+++ Provided records

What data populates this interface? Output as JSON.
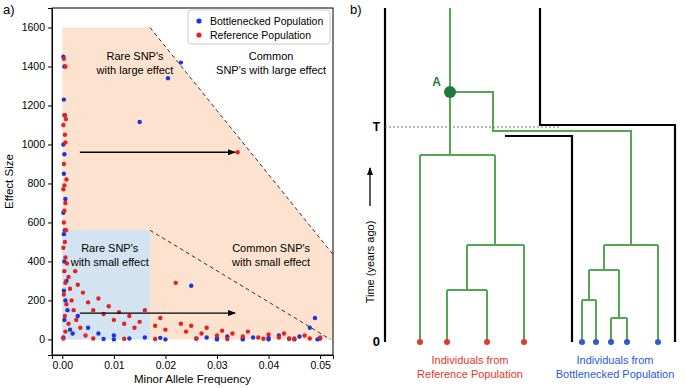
{
  "chart_data": {
    "type": "scatter",
    "title": "a)",
    "x_label": "Minor Allele Frequency",
    "y_label": "Effect Size",
    "xlim": [
      -0.002,
      0.0525
    ],
    "ylim": [
      -80,
      1700
    ],
    "xticks": [
      {
        "value": 0,
        "label": "0.00"
      },
      {
        "value": 0.01,
        "label": "0.01"
      },
      {
        "value": 0.02,
        "label": "0.02"
      },
      {
        "value": 0.03,
        "label": "0.03"
      },
      {
        "value": 0.04,
        "label": "0.04"
      },
      {
        "value": 0.05,
        "label": "0.05"
      }
    ],
    "yticks": [
      0,
      200,
      400,
      600,
      800,
      1000,
      1200,
      1400,
      1600
    ],
    "grid": false,
    "legend": "upper right",
    "series": [
      {
        "name": "Bottlenecked Population",
        "color": "#1a35e0",
        "marker": "circle",
        "x": [
          0.0002,
          0.0004,
          0.0003,
          0.0005,
          0.0002,
          0.0004,
          0.0003,
          0.0006,
          0.0002,
          0.0005,
          0.0003,
          0.0004,
          0.0008,
          0.0003,
          0.0006,
          0.001,
          0.0004,
          0.0015,
          0.0002,
          0.003,
          0.005,
          0.007,
          0.01,
          0.013,
          0.015,
          0.016,
          0.019,
          0.0205,
          0.023,
          0.025,
          0.026,
          0.028,
          0.03,
          0.032,
          0.035,
          0.037,
          0.04,
          0.042,
          0.044,
          0.046,
          0.048,
          0.049,
          0.05,
          0.0495,
          0.045,
          0.04,
          0.035,
          0.03,
          0.02,
          0.01,
          0.008,
          0.002
        ],
        "values": [
          1450,
          1400,
          1230,
          1150,
          1000,
          950,
          850,
          720,
          650,
          560,
          540,
          400,
          300,
          250,
          200,
          150,
          100,
          50,
          10,
          120,
          60,
          30,
          20,
          5,
          1115,
          10,
          8,
          1340,
          1420,
          275,
          5,
          10,
          5,
          15,
          5,
          10,
          8,
          20,
          5,
          15,
          60,
          110,
          5,
          0,
          0,
          0,
          0,
          0,
          0,
          0,
          2,
          30
        ]
      },
      {
        "name": "Reference Population",
        "color": "#e8221b",
        "marker": "circle",
        "x": [
          0.0003,
          0.0006,
          0.0004,
          0.0007,
          0.0002,
          0.0005,
          0.0006,
          0.0003,
          0.0008,
          0.0004,
          0.0002,
          0.0006,
          0.0004,
          0.0003,
          0.0007,
          0.0005,
          0.0002,
          0.0006,
          0.0009,
          0.0004,
          0.0012,
          0.0006,
          0.0015,
          0.0003,
          0.0018,
          0.0008,
          0.0022,
          0.0005,
          0.0027,
          0.0012,
          0.0035,
          0.0006,
          0.0045,
          0.0002,
          0.0025,
          0.003,
          0.004,
          0.005,
          0.006,
          0.007,
          0.008,
          0.009,
          0.01,
          0.011,
          0.012,
          0.013,
          0.014,
          0.015,
          0.016,
          0.018,
          0.019,
          0.02,
          0.022,
          0.023,
          0.024,
          0.025,
          0.027,
          0.028,
          0.03,
          0.031,
          0.033,
          0.034,
          0.035,
          0.036,
          0.038,
          0.04,
          0.042,
          0.043,
          0.045,
          0.047,
          0.048,
          0.05,
          0.006,
          0.012,
          0.018,
          0.026,
          0.032,
          0.039,
          0.044
        ],
        "values": [
          1440,
          1400,
          1150,
          1130,
          1100,
          1050,
          1010,
          900,
          820,
          790,
          770,
          700,
          660,
          600,
          560,
          500,
          470,
          420,
          390,
          350,
          320,
          290,
          260,
          230,
          200,
          180,
          150,
          120,
          100,
          80,
          60,
          40,
          20,
          5,
          350,
          280,
          240,
          190,
          150,
          210,
          130,
          170,
          100,
          140,
          80,
          120,
          60,
          90,
          150,
          70,
          110,
          50,
          290,
          80,
          40,
          70,
          30,
          60,
          20,
          45,
          30,
          960,
          15,
          40,
          10,
          25,
          10,
          30,
          5,
          20,
          5,
          10,
          5,
          3,
          2,
          4,
          2,
          3,
          2
        ]
      }
    ],
    "regions": [
      {
        "color": "#fde3cf",
        "x": [
          0,
          0.017,
          0.0525,
          0.0525,
          0
        ],
        "y": [
          1600,
          1600,
          436,
          0,
          0
        ]
      },
      {
        "color": "#d3e3f1",
        "x": [
          0,
          0.017,
          0.017,
          0
        ],
        "y": [
          560,
          560,
          0,
          0
        ]
      }
    ],
    "lines": [
      {
        "x": [
          0.017,
          0.0525
        ],
        "y": [
          1600,
          436
        ],
        "color": "#333333",
        "line_style": "dashed"
      },
      {
        "x": [
          0.017,
          0.052
        ],
        "y": [
          560,
          0
        ],
        "color": "#333333",
        "line_style": "dashed"
      }
    ],
    "arrows": [
      {
        "x": [
          0.0034,
          0.0335
        ],
        "y": [
          960,
          960
        ]
      },
      {
        "x": [
          0.0034,
          0.0335
        ],
        "y": [
          135,
          135
        ]
      }
    ],
    "annotations": [
      {
        "text": [
          "Rare SNP's",
          "with large effect"
        ],
        "x": 0.0141,
        "y": 1420
      },
      {
        "text": [
          "Common",
          "SNP's with large effect"
        ],
        "x": 0.0405,
        "y": 1420
      },
      {
        "text": [
          "Rare SNP's",
          "with small effect"
        ],
        "x": 0.0092,
        "y": 433
      },
      {
        "text": [
          "Common SNP's",
          "with small effect"
        ],
        "x": 0.0405,
        "y": 433
      }
    ]
  },
  "diagram": {
    "panel_label": "b)",
    "time_axis_label": "Time (years ago)",
    "time_marks": [
      "T",
      "0"
    ],
    "node_label": "A",
    "groups": [
      {
        "label": [
          "Individuals from",
          "Reference Population"
        ],
        "color": "#e0392a"
      },
      {
        "label": [
          "Individuals from",
          "Bottlenecked Population"
        ],
        "color": "#2a5ad8"
      }
    ]
  }
}
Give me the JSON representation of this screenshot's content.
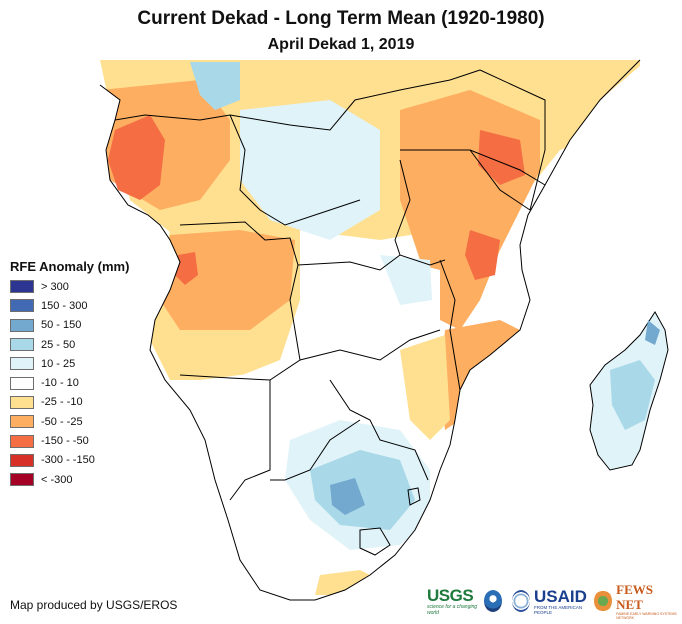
{
  "title": "Current Dekad - Long Term Mean (1920-1980)",
  "subtitle": "April Dekad 1, 2019",
  "legend": {
    "title": "RFE Anomaly (mm)",
    "items": [
      {
        "label": "> 300",
        "color": "#2c3592"
      },
      {
        "label": "150 - 300",
        "color": "#4169b4"
      },
      {
        "label": "50 - 150",
        "color": "#74a9cf"
      },
      {
        "label": "25 - 50",
        "color": "#a9d8e8"
      },
      {
        "label": "10 - 25",
        "color": "#e0f3f8"
      },
      {
        "label": "-10 - 10",
        "color": "#ffffff"
      },
      {
        "label": "-25 - -10",
        "color": "#fee090"
      },
      {
        "label": "-50 - -25",
        "color": "#fdae61"
      },
      {
        "label": "-150 - -50",
        "color": "#f46d43"
      },
      {
        "label": "-300 - -150",
        "color": "#d73027"
      },
      {
        "label": "< -300",
        "color": "#a50026"
      }
    ]
  },
  "credit": "Map produced by USGS/EROS",
  "logos": {
    "usgs": {
      "name": "USGS",
      "tagline": "science for a changing world"
    },
    "noaa": {
      "name": "NOAA"
    },
    "usaid_seal": {
      "name": "USAID seal"
    },
    "usaid": {
      "name": "USAID",
      "tagline": "FROM THE AMERICAN PEOPLE"
    },
    "fews": {
      "name": "FEWS NET",
      "tagline": "FAMINE EARLY WARNING SYSTEMS NETWORK"
    }
  }
}
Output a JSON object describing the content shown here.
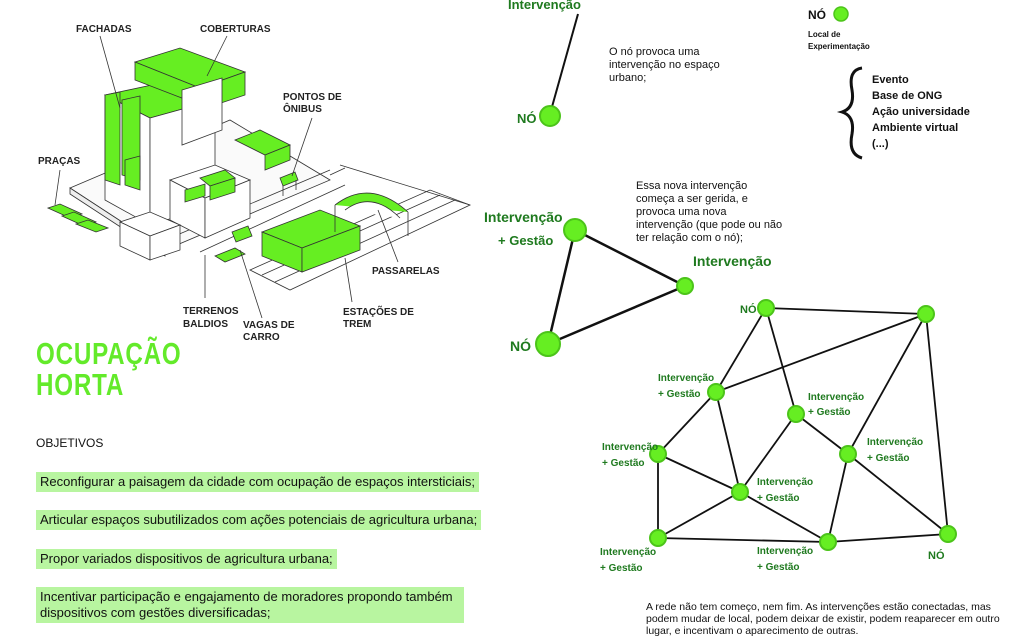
{
  "isometric": {
    "labels": {
      "fachadas": "FACHADAS",
      "coberturas": "COBERTURAS",
      "pontos1": "PONTOS DE",
      "pontos2": "ÔNIBUS",
      "pracas": "PRAÇAS",
      "terrenos1": "TERRENOS",
      "terrenos2": "BALDIOS",
      "vagas1": "VAGAS DE",
      "vagas2": "CARRO",
      "estacoes1": "ESTAÇÕES DE",
      "estacoes2": "TREM",
      "passarelas": "PASSARELAS"
    }
  },
  "title_lines": [
    "OCUPAÇÃO",
    "HORTA"
  ],
  "objectives_heading": "OBJETIVOS",
  "objectives": [
    "Reconfigurar a paisagem da cidade com ocupação de espaços intersticiais;",
    "Articular espaços subutilizados com ações potenciais de agricultura urbana;",
    "Propor variados dispositivos de agricultura urbana;",
    "Incentivar participação e engajamento de moradores propondo também dispositivos com gestões diversificadas;"
  ],
  "diagram1": {
    "top_label": "Intervenção",
    "node_label": "NÓ",
    "note": "O nó provoca uma intervenção no espaço urbano;"
  },
  "legend": {
    "node_label": "NÓ",
    "sub1": "Local de",
    "sub2": "Experimentação",
    "items": [
      "Evento",
      "Base de ONG",
      "Ação universidade",
      "Ambiente virtual",
      "(...)"
    ]
  },
  "diagram2": {
    "label_a1": "Intervenção",
    "label_a2": "+ Gestão",
    "label_b": "Intervenção",
    "node_label": "NÓ",
    "note": "Essa nova intervenção começa a ser gerida, e provoca uma nova intervenção (que pode ou não ter relação com o nó);"
  },
  "network": {
    "node_label": "NÓ",
    "int_label": "Intervenção",
    "gest_label": "+ Gestão",
    "caption": "A rede não tem começo, nem fim.  As intervenções estão conectadas, mas podem mudar de local, podem deixar de existir, podem reaparecer em outro lugar, e incentivam o aparecimento de outras."
  },
  "colors": {
    "green": "#66ee22",
    "highlight": "#b8f5a0",
    "label_green": "#1f7a1f"
  }
}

++++++

State how many lines in the entries above include the word "name"; reply with the number alone.

• Written solution:
7